— EXERCISE GOAL —
Please make an exact transcription of the records, keeping the pictures out of it.

|---|

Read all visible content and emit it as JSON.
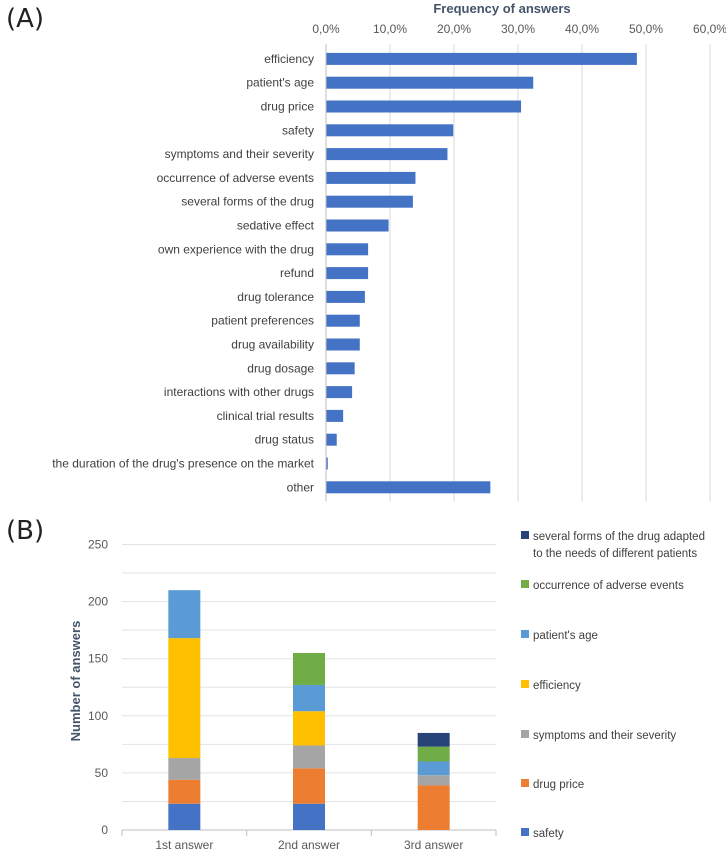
{
  "panel_a_label": "(A)",
  "panel_b_label": "(B)",
  "chart_data": [
    {
      "type": "bar",
      "orientation": "horizontal",
      "title": "Frequency of answers",
      "xlim": [
        0,
        60
      ],
      "tick_labels": [
        "0,0%",
        "10,0%",
        "20,0%",
        "30,0%",
        "40,0%",
        "50,0%",
        "60,0%"
      ],
      "bar_color": "#4472c4",
      "categories": [
        "efficiency",
        "patient's age",
        "drug price",
        "safety",
        "symptoms and their severity",
        "occurrence of adverse events",
        "several forms of the drug",
        "sedative effect",
        "own experience with the drug",
        "refund",
        "drug tolerance",
        "patient preferences",
        "drug availability",
        "drug dosage",
        "interactions with other drugs",
        "clinical trial results",
        "drug status",
        "the duration of the drug's presence on the market",
        "other"
      ],
      "values": [
        48.5,
        32.3,
        30.4,
        19.8,
        18.9,
        13.9,
        13.5,
        9.7,
        6.5,
        6.5,
        6.0,
        5.2,
        5.2,
        4.4,
        4.0,
        2.6,
        1.6,
        0.2,
        25.6
      ]
    },
    {
      "type": "bar",
      "stacked": true,
      "ylabel": "Number of answers",
      "ylim": [
        0,
        250
      ],
      "y_ticks": [
        "0",
        "50",
        "100",
        "150",
        "200",
        "250"
      ],
      "categories": [
        "1st answer",
        "2nd answer",
        "3rd answer"
      ],
      "series": [
        {
          "name": "safety",
          "color": "#4472c4",
          "values": [
            23,
            23,
            0
          ]
        },
        {
          "name": "drug price",
          "color": "#ed7d31",
          "values": [
            21,
            31,
            39
          ]
        },
        {
          "name": "symptoms and their severity",
          "color": "#a5a5a5",
          "values": [
            19,
            20,
            9
          ]
        },
        {
          "name": "efficiency",
          "color": "#ffc000",
          "values": [
            105,
            30,
            0
          ]
        },
        {
          "name": "patient's age",
          "color": "#5b9bd5",
          "values": [
            42,
            23,
            12
          ]
        },
        {
          "name": "occurrence of adverse events",
          "color": "#70ad47",
          "values": [
            0,
            28,
            13
          ]
        },
        {
          "name": "several forms of the drug adapted to the needs of different patients",
          "color": "#264478",
          "values": [
            0,
            0,
            12
          ]
        }
      ],
      "legend_lines": {
        "several forms of the drug adapted to the needs of different patients": [
          "several forms of the drug adapted",
          "to the needs of different patients"
        ]
      },
      "legend_position": "right"
    }
  ]
}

|---|

— RESULT OF THIS EXERCISE —
Read all visible content and emit it as JSON.
{
  "panel_a_label": "(A)",
  "panel_b_label": "(B)",
  "chart_data": [
    {
      "type": "bar",
      "orientation": "horizontal",
      "title": "Frequency of answers",
      "xlim": [
        0,
        60
      ],
      "tick_labels": [
        "0,0%",
        "10,0%",
        "20,0%",
        "30,0%",
        "40,0%",
        "50,0%",
        "60,0%"
      ],
      "bar_color": "#4472c4",
      "categories": [
        "efficiency",
        "patient's age",
        "drug price",
        "safety",
        "symptoms and their severity",
        "occurrence of adverse events",
        "several forms of the drug",
        "sedative effect",
        "own experience with the drug",
        "refund",
        "drug tolerance",
        "patient preferences",
        "drug availability",
        "drug dosage",
        "interactions with other drugs",
        "clinical trial results",
        "drug status",
        "the duration of the drug's presence on the market",
        "other"
      ],
      "values": [
        48.5,
        32.3,
        30.4,
        19.8,
        18.9,
        13.9,
        13.5,
        9.7,
        6.5,
        6.5,
        6.0,
        5.2,
        5.2,
        4.4,
        4.0,
        2.6,
        1.6,
        0.2,
        25.6
      ]
    },
    {
      "type": "bar",
      "stacked": true,
      "ylabel": "Number of answers",
      "ylim": [
        0,
        250
      ],
      "y_ticks": [
        "0",
        "50",
        "100",
        "150",
        "200",
        "250"
      ],
      "categories": [
        "1st answer",
        "2nd answer",
        "3rd answer"
      ],
      "series": [
        {
          "name": "safety",
          "color": "#4472c4",
          "values": [
            23,
            23,
            0
          ]
        },
        {
          "name": "drug price",
          "color": "#ed7d31",
          "values": [
            21,
            31,
            39
          ]
        },
        {
          "name": "symptoms and their severity",
          "color": "#a5a5a5",
          "values": [
            19,
            20,
            9
          ]
        },
        {
          "name": "efficiency",
          "color": "#ffc000",
          "values": [
            105,
            30,
            0
          ]
        },
        {
          "name": "patient's age",
          "color": "#5b9bd5",
          "values": [
            42,
            23,
            12
          ]
        },
        {
          "name": "occurrence of adverse events",
          "color": "#70ad47",
          "values": [
            0,
            28,
            13
          ]
        },
        {
          "name": "several forms of the drug adapted to the needs of different patients",
          "color": "#264478",
          "values": [
            0,
            0,
            12
          ]
        }
      ],
      "legend_lines": {
        "several forms of the drug adapted to the needs of different patients": [
          "several forms of the drug adapted",
          "to the needs of different patients"
        ]
      },
      "legend_position": "right"
    }
  ]
}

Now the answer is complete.